→ **Your goal**
Set out each line from the following listing that includes the word "panel".
+++ Data rows
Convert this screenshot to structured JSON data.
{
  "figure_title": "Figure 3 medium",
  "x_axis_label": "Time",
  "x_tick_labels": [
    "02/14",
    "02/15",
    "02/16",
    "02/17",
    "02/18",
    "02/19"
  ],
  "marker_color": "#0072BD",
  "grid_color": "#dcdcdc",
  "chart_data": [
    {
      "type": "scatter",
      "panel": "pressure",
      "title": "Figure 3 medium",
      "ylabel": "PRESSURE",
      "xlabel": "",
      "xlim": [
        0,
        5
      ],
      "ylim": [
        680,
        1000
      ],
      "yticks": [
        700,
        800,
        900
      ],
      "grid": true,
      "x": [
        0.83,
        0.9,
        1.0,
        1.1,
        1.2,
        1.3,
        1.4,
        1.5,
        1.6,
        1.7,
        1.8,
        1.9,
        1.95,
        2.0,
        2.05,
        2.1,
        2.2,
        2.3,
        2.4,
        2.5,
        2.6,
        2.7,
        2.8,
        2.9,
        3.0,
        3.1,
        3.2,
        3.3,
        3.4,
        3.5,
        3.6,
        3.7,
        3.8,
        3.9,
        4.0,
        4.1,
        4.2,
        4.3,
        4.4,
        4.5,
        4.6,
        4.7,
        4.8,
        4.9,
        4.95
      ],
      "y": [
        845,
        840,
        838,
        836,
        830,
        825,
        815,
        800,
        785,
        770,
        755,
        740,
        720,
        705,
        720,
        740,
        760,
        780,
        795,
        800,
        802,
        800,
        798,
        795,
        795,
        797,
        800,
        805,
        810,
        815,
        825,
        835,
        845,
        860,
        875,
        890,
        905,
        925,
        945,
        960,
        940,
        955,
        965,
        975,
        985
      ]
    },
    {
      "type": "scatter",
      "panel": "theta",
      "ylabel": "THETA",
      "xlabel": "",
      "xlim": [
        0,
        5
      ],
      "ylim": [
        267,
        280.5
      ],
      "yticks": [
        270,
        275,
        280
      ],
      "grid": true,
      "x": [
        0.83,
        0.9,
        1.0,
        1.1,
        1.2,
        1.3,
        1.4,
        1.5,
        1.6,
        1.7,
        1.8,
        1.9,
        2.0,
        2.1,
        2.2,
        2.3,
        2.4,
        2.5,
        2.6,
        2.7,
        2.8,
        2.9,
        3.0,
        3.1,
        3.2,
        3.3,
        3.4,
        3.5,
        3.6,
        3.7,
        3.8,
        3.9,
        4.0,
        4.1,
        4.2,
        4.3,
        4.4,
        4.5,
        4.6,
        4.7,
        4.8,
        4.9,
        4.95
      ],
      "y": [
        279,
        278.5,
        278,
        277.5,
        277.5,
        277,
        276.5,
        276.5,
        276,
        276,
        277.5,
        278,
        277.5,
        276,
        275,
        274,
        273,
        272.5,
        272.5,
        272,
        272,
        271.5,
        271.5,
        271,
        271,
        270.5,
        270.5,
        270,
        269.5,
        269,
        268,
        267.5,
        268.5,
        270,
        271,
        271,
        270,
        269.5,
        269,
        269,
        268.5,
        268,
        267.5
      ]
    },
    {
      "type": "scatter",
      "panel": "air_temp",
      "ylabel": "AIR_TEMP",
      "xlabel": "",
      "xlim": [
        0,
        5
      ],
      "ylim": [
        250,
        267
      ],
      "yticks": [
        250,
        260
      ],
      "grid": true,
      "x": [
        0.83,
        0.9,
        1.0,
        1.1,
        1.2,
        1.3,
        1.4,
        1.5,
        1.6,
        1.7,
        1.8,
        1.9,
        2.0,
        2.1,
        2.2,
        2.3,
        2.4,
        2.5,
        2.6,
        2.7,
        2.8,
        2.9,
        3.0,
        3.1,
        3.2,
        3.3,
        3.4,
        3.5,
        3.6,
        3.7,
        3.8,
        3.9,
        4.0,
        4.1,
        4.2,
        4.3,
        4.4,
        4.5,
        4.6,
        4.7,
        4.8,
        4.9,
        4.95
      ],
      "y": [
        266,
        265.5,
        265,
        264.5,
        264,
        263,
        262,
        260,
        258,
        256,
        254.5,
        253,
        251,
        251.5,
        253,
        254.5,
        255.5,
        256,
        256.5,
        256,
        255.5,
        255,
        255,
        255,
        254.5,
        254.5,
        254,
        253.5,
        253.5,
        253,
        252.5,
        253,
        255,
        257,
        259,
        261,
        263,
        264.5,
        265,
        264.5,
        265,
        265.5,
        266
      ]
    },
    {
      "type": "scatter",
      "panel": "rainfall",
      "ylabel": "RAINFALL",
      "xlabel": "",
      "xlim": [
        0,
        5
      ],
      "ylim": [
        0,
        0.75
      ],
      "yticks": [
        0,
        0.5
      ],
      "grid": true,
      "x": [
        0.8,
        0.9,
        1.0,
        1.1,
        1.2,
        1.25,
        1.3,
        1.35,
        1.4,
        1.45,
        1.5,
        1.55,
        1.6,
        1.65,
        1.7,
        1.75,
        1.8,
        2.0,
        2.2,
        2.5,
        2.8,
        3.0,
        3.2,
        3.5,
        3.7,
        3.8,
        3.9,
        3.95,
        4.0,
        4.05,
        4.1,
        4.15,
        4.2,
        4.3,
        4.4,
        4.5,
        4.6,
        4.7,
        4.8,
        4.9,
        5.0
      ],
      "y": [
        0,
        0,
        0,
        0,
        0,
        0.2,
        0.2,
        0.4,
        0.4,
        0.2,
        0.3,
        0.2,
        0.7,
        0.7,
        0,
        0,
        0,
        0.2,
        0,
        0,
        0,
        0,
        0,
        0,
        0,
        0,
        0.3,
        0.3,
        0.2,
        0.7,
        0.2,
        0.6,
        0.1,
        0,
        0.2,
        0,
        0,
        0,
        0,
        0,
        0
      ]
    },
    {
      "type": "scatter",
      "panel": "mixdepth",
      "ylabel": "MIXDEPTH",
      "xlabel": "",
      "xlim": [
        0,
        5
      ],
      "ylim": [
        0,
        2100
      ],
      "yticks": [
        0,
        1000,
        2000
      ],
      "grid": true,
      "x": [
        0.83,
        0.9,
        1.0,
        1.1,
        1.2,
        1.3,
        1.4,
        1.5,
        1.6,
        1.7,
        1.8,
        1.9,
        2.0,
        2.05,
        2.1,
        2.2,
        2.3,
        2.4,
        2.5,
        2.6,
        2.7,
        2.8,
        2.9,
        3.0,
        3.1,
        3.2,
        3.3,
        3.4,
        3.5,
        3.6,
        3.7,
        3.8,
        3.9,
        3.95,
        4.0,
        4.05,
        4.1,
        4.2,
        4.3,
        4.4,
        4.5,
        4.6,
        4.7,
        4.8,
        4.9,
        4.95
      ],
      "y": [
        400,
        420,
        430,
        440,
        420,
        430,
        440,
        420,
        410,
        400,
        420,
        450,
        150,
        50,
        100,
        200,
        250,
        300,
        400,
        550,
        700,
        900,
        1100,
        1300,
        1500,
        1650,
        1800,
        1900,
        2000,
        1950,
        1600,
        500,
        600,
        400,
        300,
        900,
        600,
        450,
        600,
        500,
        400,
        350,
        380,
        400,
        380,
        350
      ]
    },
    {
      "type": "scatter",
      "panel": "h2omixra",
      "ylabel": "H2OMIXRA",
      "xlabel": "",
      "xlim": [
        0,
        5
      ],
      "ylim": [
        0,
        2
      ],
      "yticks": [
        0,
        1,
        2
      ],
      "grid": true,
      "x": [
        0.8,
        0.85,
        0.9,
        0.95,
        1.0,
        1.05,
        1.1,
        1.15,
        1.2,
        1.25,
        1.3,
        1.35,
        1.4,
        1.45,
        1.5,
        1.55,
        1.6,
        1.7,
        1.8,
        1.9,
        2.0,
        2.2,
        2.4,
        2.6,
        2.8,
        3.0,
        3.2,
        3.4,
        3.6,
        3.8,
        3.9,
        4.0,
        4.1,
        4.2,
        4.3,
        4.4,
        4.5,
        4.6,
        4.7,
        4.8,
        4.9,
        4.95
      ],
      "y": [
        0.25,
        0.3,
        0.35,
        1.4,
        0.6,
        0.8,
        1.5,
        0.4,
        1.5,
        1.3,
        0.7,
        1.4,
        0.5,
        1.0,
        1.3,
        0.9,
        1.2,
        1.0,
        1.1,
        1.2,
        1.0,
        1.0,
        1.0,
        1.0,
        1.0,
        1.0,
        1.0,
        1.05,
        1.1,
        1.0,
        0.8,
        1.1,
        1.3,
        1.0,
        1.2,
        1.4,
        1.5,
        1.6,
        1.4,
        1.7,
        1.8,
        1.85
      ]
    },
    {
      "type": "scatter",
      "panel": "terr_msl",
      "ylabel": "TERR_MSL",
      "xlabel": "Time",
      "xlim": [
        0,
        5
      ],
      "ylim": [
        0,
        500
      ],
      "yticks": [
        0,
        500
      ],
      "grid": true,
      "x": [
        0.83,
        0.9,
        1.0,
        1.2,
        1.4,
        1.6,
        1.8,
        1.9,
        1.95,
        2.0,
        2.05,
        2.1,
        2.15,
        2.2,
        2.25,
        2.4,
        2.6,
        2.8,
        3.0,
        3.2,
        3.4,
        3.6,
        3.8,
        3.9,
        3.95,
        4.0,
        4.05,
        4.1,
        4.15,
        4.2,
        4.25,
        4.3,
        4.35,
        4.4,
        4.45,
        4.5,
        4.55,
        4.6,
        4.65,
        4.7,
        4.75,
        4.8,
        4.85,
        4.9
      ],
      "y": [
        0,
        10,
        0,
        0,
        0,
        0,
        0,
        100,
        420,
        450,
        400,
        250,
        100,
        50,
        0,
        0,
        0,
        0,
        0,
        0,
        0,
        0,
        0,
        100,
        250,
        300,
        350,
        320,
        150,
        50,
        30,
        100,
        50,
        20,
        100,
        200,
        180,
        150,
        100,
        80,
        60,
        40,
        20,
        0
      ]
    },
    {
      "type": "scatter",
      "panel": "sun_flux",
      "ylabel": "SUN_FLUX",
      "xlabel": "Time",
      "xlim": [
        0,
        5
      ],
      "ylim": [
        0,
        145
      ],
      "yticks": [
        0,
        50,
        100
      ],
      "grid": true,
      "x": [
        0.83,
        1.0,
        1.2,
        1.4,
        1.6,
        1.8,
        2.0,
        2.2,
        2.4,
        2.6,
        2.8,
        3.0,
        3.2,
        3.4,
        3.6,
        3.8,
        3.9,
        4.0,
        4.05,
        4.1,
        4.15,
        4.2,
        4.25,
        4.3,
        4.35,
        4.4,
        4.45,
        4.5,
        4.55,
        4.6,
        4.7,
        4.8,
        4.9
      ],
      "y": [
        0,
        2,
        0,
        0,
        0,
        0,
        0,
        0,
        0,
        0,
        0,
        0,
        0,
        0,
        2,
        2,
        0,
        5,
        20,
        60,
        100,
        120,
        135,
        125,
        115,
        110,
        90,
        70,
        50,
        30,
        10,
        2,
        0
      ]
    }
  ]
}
++++++
→ **Task output**
      "panel": "pressure",
      "panel": "theta",
      "panel": "air_temp",
      "panel": "rainfall",
      "panel": "mixdepth",
      "panel": "h2omixra",
      "panel": "terr_msl",
      "panel": "sun_flux",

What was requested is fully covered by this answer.